## A block of data
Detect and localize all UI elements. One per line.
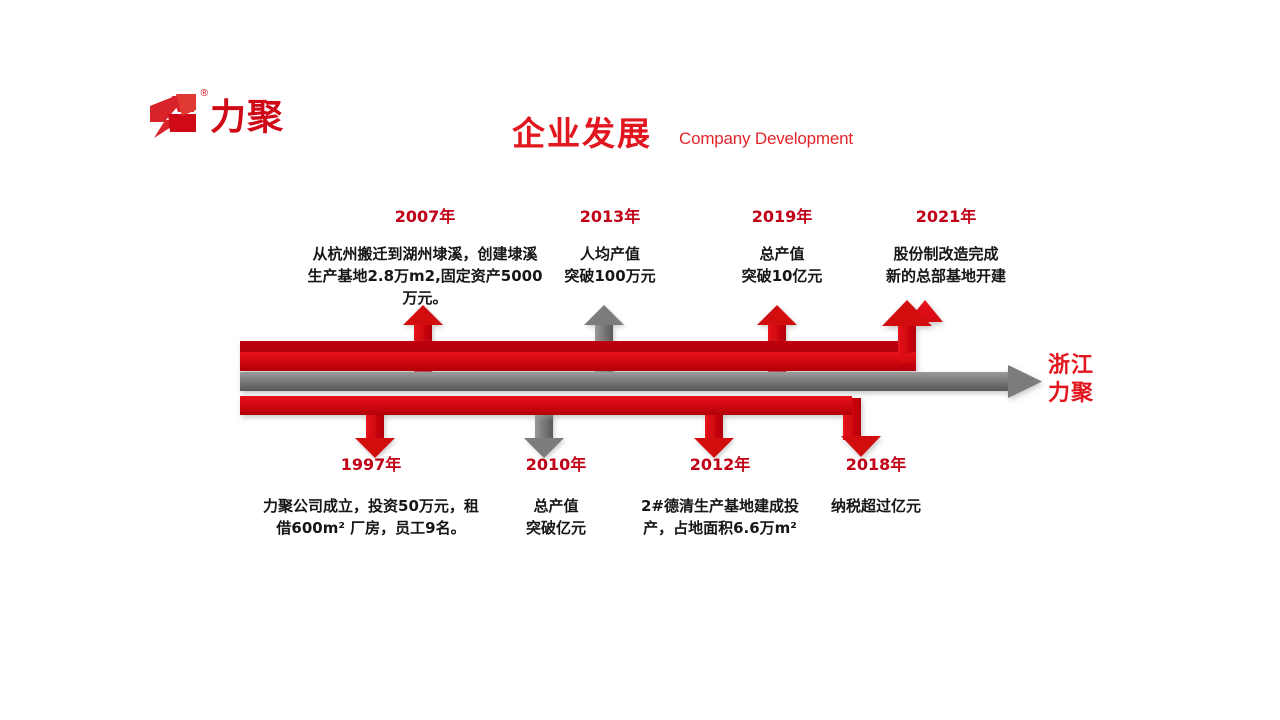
event-desc-2007: 从杭州搬迁到湖州埭溪，创建埭溪生产基地2.8万m2,固定资产5000万元。 [306,244,544,309]
event-desc-1997: 力聚公司成立，投资50万元，租借600m² 厂房，员工9名。 [262,496,480,540]
event-desc-2019-line1: 总产值 [706,244,858,266]
event-1997: 1997年 力聚公司成立，投资50万元，租借600m² 厂房，员工9名。 [262,455,480,540]
event-desc-2018: 纳税超过亿元 [790,496,962,518]
event-year-2019: 2019年 [706,207,858,226]
event-2018: 2018年 纳税超过亿元 [790,455,962,518]
event-desc-2010-line1: 总产值 [486,496,626,518]
branch-down-2012 [694,410,734,458]
timeline-top-red-bar-overlay [240,352,900,371]
timeline-bottom-red-bar-overlay [240,396,852,415]
end-label-line-2: 力聚 [1048,380,1094,408]
event-2007: 2007年 从杭州搬迁到湖州埭溪，创建埭溪生产基地2.8万m2,固定资产5000… [306,207,544,309]
event-year-2012: 2012年 [638,455,802,474]
event-2012: 2012年 2#德清生产基地建成投产，占地面积6.6万m² [638,455,802,540]
event-2013: 2013年 人均产值 突破100万元 [536,207,684,288]
event-desc-2012: 2#德清生产基地建成投产，占地面积6.6万m² [638,496,802,540]
event-year-2013: 2013年 [536,207,684,226]
event-desc-2013-line2: 突破100万元 [536,266,684,288]
timeline-end-label: 浙江 力聚 [1048,352,1094,407]
event-year-1997: 1997年 [262,455,480,474]
event-desc-2013-line1: 人均产值 [536,244,684,266]
event-year-2018: 2018年 [790,455,962,474]
slide-canvas: ® 力聚 企业发展 Company Development [0,0,1280,720]
event-2010: 2010年 总产值 突破亿元 [486,455,626,540]
event-year-2007: 2007年 [306,207,544,226]
end-label-line-1: 浙江 [1048,352,1094,380]
event-year-2010: 2010年 [486,455,626,474]
event-year-2021: 2021年 [860,207,1032,226]
event-2021: 2021年 股份制改造完成 新的总部基地开建 [860,207,1032,288]
event-desc-2019-line2: 突破10亿元 [706,266,858,288]
event-2019: 2019年 总产值 突破10亿元 [706,207,858,288]
event-desc-2021-line1: 股份制改造完成 [860,244,1032,266]
event-desc-2010-line2: 突破亿元 [486,518,626,540]
event-desc-2021-line2: 新的总部基地开建 [860,266,1032,288]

## Given task
Convert the rows above into a Markdown table with the columns No. and Line, numbering each row and putting its text under Line. Skip blank lines and omit the pictures.

## Task response
| No. | Line |
|---|---|
| 1 | Detect and localize all UI elements. One per line. |
| 2 | event-desc-2007: 从杭州搬迁到湖州埭溪，创建埭溪生产基地2.8万m2,固定资产5000万元。 [306,244,544,309] |
| 3 | event-desc-1997: 力聚公司成立，投资50万元，租借600m² 厂房，员工9名。 [262,496,480,540] |
| 4 | event-desc-2019-line1: 总产值 [706,244,858,266] |
| 5 | event-1997: 1997年 力聚公司成立，投资50万元，租借600m² 厂房，员工9名。 [262,455,480,540] |
| 6 | event-desc-2018: 纳税超过亿元 [790,496,962,518] |
| 7 | event-year-2019: 2019年 [706,207,858,226] |
| 8 | event-2018: 2018年 纳税超过亿元 [790,455,962,518] |
| 9 | event-desc-2010-line1: 总产值 [486,496,626,518] |
| 10 | branch-down-2012 [694,410,734,458] |
| 11 | timeline-top-red-bar-overlay [240,352,900,371] |
| 12 | timeline-bottom-red-bar-overlay [240,396,852,415] |
| 13 | end-label-line-2: 力聚 [1048,380,1094,408] |
| 14 | event-2007: 2007年 从杭州搬迁到湖州埭溪，创建埭溪生产基地2.8万m2,固定资产5000… [306,207,544,309] |
| 15 | event-year-2012: 2012年 [638,455,802,474] |
| 16 | event-2012: 2012年 2#德清生产基地建成投产，占地面积6.6万m² [638,455,802,540] |
| 17 | event-2013: 2013年 人均产值 突破100万元 [536,207,684,288] |
| 18 | event-desc-2012: 2#德清生产基地建成投产，占地面积6.6万m² [638,496,802,540] |
| 19 | event-year-2013: 2013年 [536,207,684,226] |
| 20 | event-desc-2013-line2: 突破100万元 [536,266,684,288] |
| 21 | timeline-end-label: 浙江 力聚 [1048,352,1094,407] |
| 22 | event-year-1997: 1997年 [262,455,480,474] |
| 23 | event-desc-2013-line1: 人均产值 [536,244,684,266] |
| 24 | event-year-2018: 2018年 [790,455,962,474] |
| 25 | slide-canvas: ® 力聚 企业发展 Company Development [0,0,1280,720] |
| 26 | event-2010: 2010年 总产值 突破亿元 [486,455,626,540] |
| 27 | event-year-2007: 2007年 [306,207,544,226] |
| 28 | end-label-line-1: 浙江 [1048,352,1094,380] |
| 29 | event-year-2010: 2010年 [486,455,626,474] |
| 30 | event-year-2021: 2021年 [860,207,1032,226] |
| 31 | event-2021: 2021年 股份制改造完成 新的总部基地开建 [860,207,1032,288] |
| 32 | event-desc-2019-line2: 突破10亿元 [706,266,858,288] |
| 33 | event-2019: 2019年 总产值 突破10亿元 [706,207,858,288] |
| 34 | event-desc-2021-line1: 股份制改造完成 [860,244,1032,266] |
| 35 | event-desc-2010-line2: 突破亿元 [486,518,626,540] |
| 36 | event-desc-2021-line2: 新的总部基地开建 [860,266,1032,288] |